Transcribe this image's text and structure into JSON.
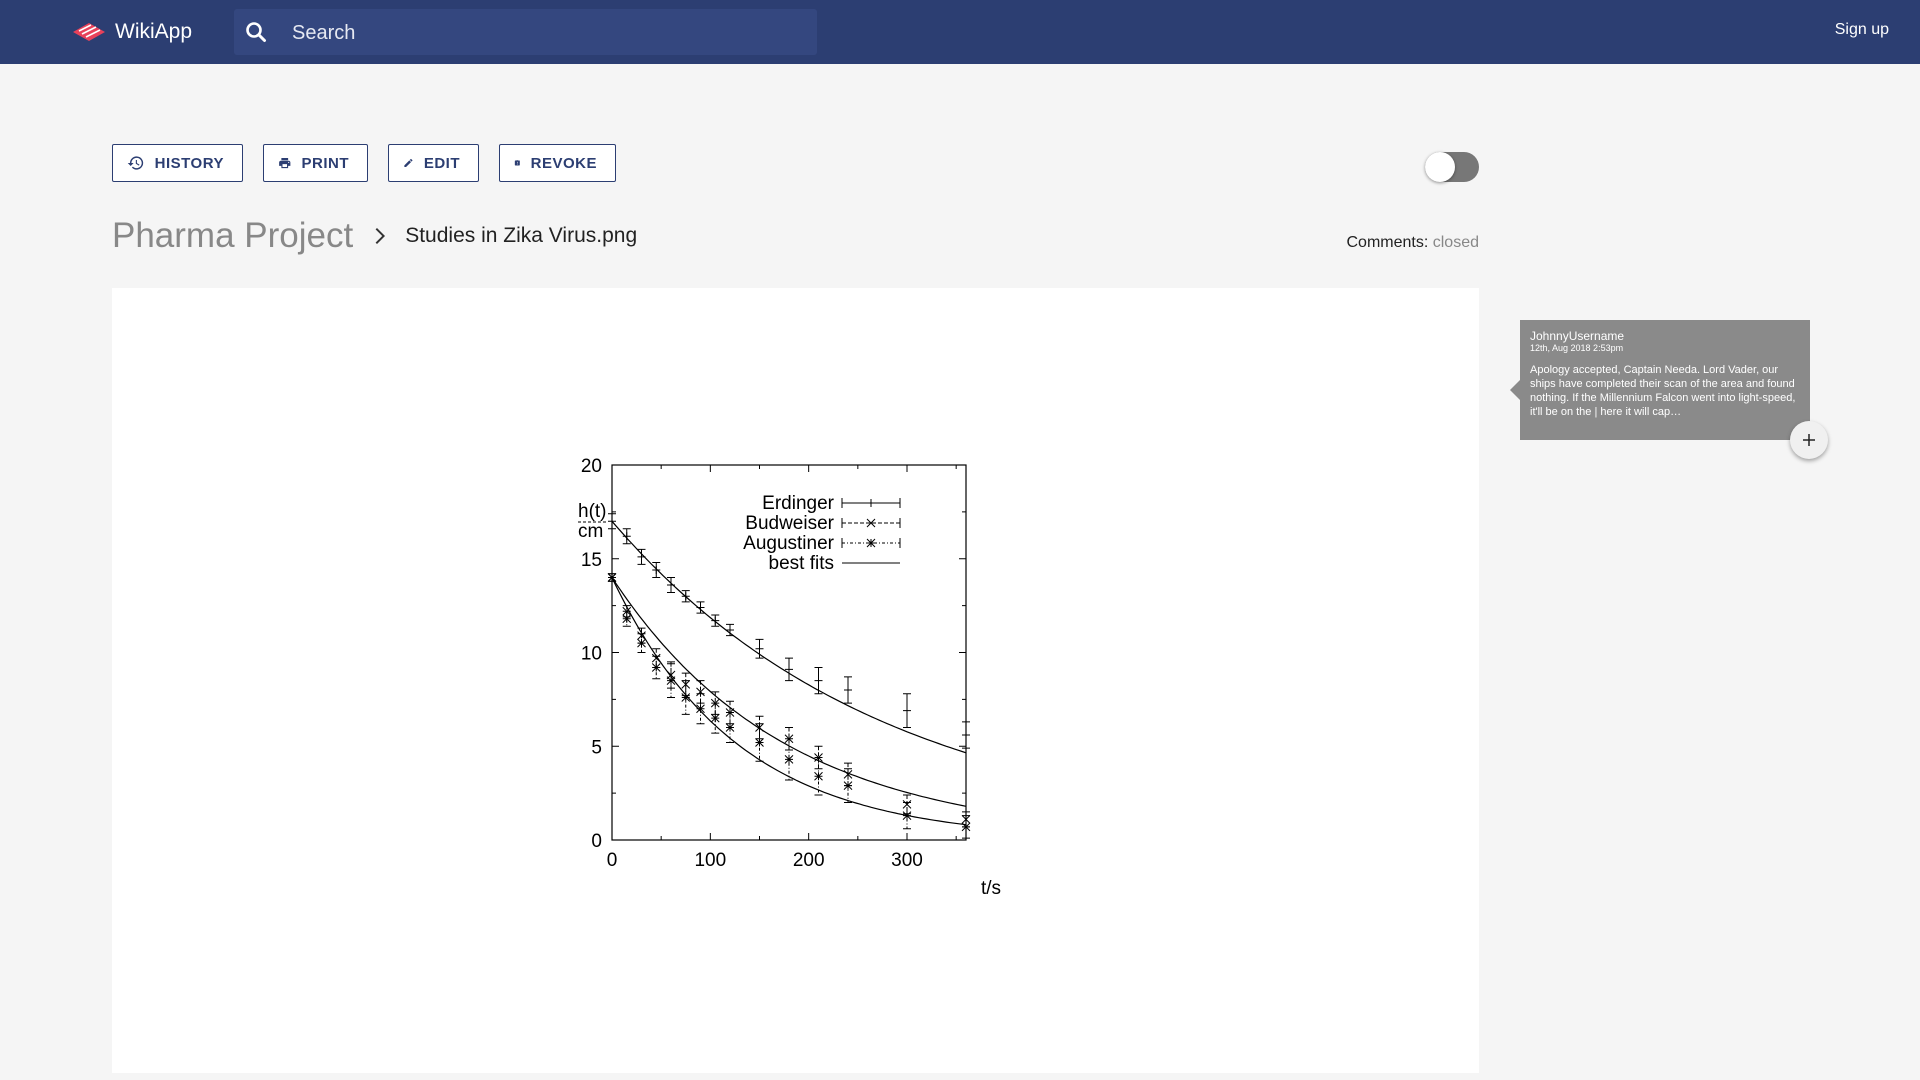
{
  "app": {
    "name": "WikiApp",
    "logo_icon": "wikiapp-logo-icon",
    "accent": "#2c3e72"
  },
  "header": {
    "search_placeholder": "Search",
    "search_icon": "search-icon",
    "signup_label": "Sign up"
  },
  "toolbar": {
    "history_label": "HISTORY",
    "print_label": "PRINT",
    "edit_label": "EDIT",
    "revoke_label": "REVOKE",
    "toggle_on": false
  },
  "breadcrumb": {
    "root": "Pharma Project",
    "current": "Studies in Zika Virus.png"
  },
  "comments": {
    "label": "Comments:",
    "status": "closed"
  },
  "comment_card": {
    "user": "JohnnyUsername",
    "date": "12th, Aug 2018 2:53pm",
    "body": "Apology accepted, Captain Needa. Lord Vader, our ships have completed their scan of the area and found nothing. If the Millennium Falcon went into light-speed, it'll be on the | here it will cap…"
  },
  "chart_data": {
    "type": "scatter",
    "ylabel_line1": "h(t)",
    "ylabel_line2": "cm",
    "xlabel": "t/s",
    "xlim": [
      0,
      360
    ],
    "ylim": [
      0,
      20
    ],
    "x_ticks": [
      0,
      100,
      200,
      300
    ],
    "y_ticks": [
      0,
      5,
      10,
      15,
      20
    ],
    "legend_position": "top-right",
    "series": [
      {
        "name": "Erdinger",
        "marker": "plus",
        "points": [
          [
            0,
            17.0,
            0.4
          ],
          [
            15,
            16.2,
            0.4
          ],
          [
            30,
            15.1,
            0.4
          ],
          [
            45,
            14.4,
            0.4
          ],
          [
            60,
            13.6,
            0.4
          ],
          [
            75,
            13.0,
            0.3
          ],
          [
            90,
            12.4,
            0.3
          ],
          [
            105,
            11.7,
            0.3
          ],
          [
            120,
            11.2,
            0.3
          ],
          [
            150,
            10.2,
            0.5
          ],
          [
            180,
            9.1,
            0.6
          ],
          [
            210,
            8.5,
            0.7
          ],
          [
            240,
            8.0,
            0.7
          ],
          [
            300,
            6.9,
            0.9
          ],
          [
            360,
            5.6,
            0.7
          ]
        ]
      },
      {
        "name": "Budweiser",
        "marker": "cross",
        "points": [
          [
            0,
            14.0,
            0.2
          ],
          [
            15,
            12.2,
            0.3
          ],
          [
            30,
            10.9,
            0.4
          ],
          [
            45,
            9.7,
            0.5
          ],
          [
            60,
            8.8,
            0.7
          ],
          [
            75,
            8.3,
            0.6
          ],
          [
            90,
            7.9,
            0.6
          ],
          [
            105,
            7.3,
            0.6
          ],
          [
            120,
            6.8,
            0.6
          ],
          [
            150,
            6.0,
            0.6
          ],
          [
            180,
            5.4,
            0.6
          ],
          [
            210,
            4.4,
            0.6
          ],
          [
            240,
            3.5,
            0.6
          ],
          [
            300,
            1.9,
            0.5
          ],
          [
            360,
            1.1,
            0.4
          ]
        ]
      },
      {
        "name": "Augustiner",
        "marker": "star",
        "points": [
          [
            0,
            14.0,
            0.2
          ],
          [
            15,
            11.8,
            0.4
          ],
          [
            30,
            10.5,
            0.5
          ],
          [
            45,
            9.2,
            0.6
          ],
          [
            60,
            8.5,
            0.9
          ],
          [
            75,
            7.6,
            0.9
          ],
          [
            90,
            7.0,
            0.8
          ],
          [
            105,
            6.5,
            0.8
          ],
          [
            120,
            6.0,
            0.8
          ],
          [
            150,
            5.2,
            1.0
          ],
          [
            180,
            4.3,
            1.1
          ],
          [
            210,
            3.4,
            1.0
          ],
          [
            240,
            2.9,
            0.9
          ],
          [
            300,
            1.3,
            0.7
          ],
          [
            360,
            0.7,
            0.6
          ]
        ]
      },
      {
        "name": "best fits",
        "marker": "none",
        "curves": [
          {
            "a": 17.0,
            "k": 0.0036
          },
          {
            "a": 14.0,
            "k": 0.0057
          },
          {
            "a": 14.0,
            "k": 0.0079
          }
        ]
      }
    ]
  }
}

===============

Every line above that includes the word "marker" must appear in the answer.

- [RESPONSE TO THE TASK]
        "marker": "plus",
        "marker": "cross",
        "marker": "star",
        "marker": "none",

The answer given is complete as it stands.